In the listing below, locate the lines that hold "JSON" and copy them.
-------
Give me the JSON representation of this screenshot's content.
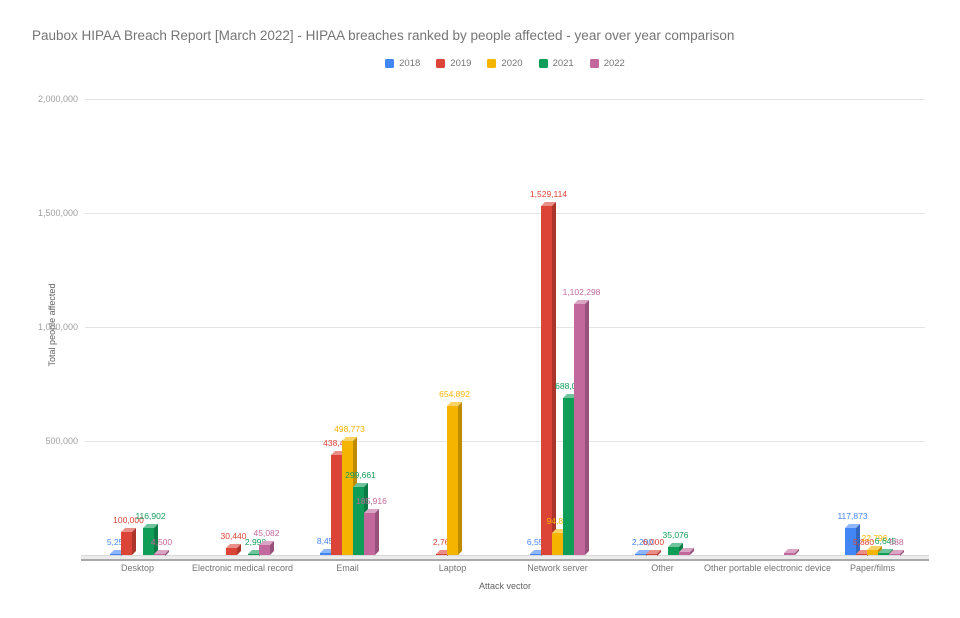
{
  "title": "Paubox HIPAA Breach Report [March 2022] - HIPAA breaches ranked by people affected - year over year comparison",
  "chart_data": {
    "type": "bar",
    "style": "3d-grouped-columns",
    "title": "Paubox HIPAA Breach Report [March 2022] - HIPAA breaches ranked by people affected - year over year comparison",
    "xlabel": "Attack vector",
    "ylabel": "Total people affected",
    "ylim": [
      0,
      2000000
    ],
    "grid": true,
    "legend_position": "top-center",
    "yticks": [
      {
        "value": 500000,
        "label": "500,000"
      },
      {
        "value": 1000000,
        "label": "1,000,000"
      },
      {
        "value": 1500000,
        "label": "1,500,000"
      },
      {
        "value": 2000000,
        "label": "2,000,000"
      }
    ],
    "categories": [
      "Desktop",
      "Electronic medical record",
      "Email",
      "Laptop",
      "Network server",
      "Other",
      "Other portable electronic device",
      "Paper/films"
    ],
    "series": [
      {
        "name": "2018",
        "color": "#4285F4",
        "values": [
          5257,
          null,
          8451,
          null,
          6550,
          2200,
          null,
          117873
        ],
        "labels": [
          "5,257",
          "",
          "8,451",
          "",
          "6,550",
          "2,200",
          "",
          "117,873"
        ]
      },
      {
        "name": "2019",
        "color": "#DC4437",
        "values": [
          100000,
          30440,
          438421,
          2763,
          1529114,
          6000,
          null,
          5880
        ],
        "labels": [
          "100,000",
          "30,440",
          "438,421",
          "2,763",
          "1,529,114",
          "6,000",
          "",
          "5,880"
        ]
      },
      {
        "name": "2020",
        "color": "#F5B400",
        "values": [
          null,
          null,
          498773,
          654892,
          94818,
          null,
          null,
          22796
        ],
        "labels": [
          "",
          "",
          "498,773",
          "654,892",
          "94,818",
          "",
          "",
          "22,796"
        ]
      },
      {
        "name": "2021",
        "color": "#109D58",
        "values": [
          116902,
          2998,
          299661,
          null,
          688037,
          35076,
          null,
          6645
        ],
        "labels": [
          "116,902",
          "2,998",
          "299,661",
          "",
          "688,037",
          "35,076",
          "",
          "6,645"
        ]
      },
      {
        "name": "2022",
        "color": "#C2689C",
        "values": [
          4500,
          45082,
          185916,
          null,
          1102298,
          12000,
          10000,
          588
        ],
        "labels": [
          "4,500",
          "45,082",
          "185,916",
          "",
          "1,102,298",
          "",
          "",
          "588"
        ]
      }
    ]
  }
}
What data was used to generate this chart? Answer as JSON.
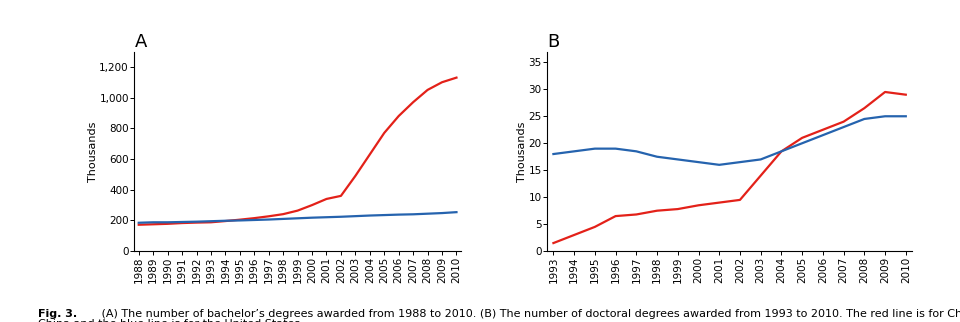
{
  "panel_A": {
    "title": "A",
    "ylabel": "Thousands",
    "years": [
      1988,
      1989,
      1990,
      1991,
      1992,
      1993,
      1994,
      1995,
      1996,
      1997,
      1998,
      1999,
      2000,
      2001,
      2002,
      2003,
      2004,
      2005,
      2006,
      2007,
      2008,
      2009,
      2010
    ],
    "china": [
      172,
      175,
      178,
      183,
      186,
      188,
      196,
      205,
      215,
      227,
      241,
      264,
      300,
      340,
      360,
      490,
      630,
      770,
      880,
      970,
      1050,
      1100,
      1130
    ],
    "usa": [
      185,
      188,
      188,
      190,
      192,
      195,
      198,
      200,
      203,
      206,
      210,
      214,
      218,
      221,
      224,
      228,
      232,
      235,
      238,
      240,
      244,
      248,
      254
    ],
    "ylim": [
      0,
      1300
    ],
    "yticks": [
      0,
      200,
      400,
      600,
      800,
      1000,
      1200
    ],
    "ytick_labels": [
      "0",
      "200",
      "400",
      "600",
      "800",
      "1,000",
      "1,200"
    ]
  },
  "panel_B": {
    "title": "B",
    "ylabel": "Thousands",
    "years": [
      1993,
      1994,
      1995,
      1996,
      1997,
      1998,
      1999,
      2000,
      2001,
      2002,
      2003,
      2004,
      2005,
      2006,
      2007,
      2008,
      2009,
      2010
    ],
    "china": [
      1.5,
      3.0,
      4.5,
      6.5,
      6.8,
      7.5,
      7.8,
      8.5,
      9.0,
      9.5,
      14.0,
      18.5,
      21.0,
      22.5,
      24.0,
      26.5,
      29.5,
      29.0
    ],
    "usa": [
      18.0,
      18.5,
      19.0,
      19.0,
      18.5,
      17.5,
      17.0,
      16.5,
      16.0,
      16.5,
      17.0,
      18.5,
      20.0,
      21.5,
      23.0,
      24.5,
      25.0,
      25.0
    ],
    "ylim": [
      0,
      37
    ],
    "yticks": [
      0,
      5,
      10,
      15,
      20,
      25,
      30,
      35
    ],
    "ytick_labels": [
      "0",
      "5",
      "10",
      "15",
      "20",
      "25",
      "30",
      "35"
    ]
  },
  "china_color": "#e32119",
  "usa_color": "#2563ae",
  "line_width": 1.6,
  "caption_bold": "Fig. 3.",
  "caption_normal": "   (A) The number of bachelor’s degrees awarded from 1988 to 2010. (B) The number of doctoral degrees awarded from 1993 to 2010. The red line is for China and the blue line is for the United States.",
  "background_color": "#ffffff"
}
-------
Result for this task –
Give me the JSON representation of this screenshot's content.
What data was used to generate this chart? Answer as JSON.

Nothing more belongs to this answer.